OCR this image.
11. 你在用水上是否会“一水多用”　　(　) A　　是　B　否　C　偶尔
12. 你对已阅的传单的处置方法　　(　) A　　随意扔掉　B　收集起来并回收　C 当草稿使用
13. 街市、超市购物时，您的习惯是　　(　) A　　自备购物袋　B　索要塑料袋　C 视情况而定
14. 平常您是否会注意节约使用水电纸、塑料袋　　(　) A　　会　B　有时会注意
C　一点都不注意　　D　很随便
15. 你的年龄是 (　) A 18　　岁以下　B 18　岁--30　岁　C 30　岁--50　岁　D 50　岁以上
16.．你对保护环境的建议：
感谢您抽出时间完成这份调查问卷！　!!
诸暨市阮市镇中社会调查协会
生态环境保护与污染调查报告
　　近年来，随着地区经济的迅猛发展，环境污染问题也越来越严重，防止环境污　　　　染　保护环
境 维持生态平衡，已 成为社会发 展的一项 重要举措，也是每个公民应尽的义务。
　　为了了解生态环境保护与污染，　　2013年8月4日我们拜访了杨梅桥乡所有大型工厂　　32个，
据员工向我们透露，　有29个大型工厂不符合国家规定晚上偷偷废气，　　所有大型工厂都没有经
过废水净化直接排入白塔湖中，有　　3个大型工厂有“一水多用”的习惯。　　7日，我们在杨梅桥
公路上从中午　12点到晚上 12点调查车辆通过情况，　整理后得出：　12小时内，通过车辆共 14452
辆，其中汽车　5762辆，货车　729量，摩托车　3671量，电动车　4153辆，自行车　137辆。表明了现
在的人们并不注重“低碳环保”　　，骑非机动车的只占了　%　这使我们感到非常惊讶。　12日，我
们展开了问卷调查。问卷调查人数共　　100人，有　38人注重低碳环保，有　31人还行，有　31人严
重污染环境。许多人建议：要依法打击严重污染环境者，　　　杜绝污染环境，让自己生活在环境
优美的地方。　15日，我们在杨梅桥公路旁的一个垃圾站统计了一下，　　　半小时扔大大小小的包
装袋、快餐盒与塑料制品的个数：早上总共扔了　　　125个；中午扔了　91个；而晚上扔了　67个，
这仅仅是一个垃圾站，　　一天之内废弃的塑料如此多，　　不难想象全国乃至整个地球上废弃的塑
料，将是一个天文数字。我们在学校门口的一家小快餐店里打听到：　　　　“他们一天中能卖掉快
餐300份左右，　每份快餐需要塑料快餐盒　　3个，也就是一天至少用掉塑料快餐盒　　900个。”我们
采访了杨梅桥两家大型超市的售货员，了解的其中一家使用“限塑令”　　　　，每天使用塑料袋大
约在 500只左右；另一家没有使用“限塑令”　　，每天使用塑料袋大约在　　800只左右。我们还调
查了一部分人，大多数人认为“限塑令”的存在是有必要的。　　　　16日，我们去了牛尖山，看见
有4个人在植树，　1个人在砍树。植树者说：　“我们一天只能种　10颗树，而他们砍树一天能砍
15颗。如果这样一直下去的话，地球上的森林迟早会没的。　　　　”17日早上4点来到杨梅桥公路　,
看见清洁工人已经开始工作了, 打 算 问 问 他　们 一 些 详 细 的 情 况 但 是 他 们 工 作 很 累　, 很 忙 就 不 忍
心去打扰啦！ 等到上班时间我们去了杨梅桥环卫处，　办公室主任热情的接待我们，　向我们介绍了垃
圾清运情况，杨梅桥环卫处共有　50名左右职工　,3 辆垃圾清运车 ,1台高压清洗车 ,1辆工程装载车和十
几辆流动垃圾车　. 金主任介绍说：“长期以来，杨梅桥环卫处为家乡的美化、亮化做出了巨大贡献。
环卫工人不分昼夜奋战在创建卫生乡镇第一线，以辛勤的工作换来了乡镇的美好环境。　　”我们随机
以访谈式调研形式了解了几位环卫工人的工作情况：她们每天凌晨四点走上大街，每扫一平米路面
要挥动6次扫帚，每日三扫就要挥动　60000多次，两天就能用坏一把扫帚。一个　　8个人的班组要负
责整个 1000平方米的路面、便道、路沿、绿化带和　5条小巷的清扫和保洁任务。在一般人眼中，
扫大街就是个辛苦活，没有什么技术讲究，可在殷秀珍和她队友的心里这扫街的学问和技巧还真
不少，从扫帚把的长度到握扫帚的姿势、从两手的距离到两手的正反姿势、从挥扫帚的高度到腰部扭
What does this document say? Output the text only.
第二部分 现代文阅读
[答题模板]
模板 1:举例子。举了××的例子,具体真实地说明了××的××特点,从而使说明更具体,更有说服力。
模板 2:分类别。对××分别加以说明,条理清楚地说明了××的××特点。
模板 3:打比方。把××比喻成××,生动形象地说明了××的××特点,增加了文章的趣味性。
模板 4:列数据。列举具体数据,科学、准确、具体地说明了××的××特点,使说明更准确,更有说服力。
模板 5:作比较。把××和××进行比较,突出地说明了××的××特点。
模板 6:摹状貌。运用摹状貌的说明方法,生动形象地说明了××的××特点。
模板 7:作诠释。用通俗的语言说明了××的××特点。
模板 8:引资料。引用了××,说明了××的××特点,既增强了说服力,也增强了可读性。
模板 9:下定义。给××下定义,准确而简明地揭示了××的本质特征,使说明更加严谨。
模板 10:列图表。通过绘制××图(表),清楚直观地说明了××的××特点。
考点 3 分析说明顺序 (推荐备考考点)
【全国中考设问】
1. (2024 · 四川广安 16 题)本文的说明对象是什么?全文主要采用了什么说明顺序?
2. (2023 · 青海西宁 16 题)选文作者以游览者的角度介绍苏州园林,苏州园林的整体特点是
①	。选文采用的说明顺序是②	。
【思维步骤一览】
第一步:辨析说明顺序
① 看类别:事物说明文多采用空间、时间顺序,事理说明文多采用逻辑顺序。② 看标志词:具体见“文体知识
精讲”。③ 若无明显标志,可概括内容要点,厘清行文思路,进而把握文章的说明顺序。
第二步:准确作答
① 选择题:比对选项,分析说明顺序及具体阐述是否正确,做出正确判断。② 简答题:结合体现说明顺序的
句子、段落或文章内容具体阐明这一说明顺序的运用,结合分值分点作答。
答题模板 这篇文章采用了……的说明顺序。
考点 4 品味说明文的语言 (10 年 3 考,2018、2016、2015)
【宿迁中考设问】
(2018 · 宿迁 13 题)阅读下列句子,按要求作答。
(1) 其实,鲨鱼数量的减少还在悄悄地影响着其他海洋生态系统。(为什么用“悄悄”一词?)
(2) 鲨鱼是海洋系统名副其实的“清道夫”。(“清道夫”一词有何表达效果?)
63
---+---
Only the number is wanted: how many lines of these entries contain the string "一水多用"?

§ Task output: 2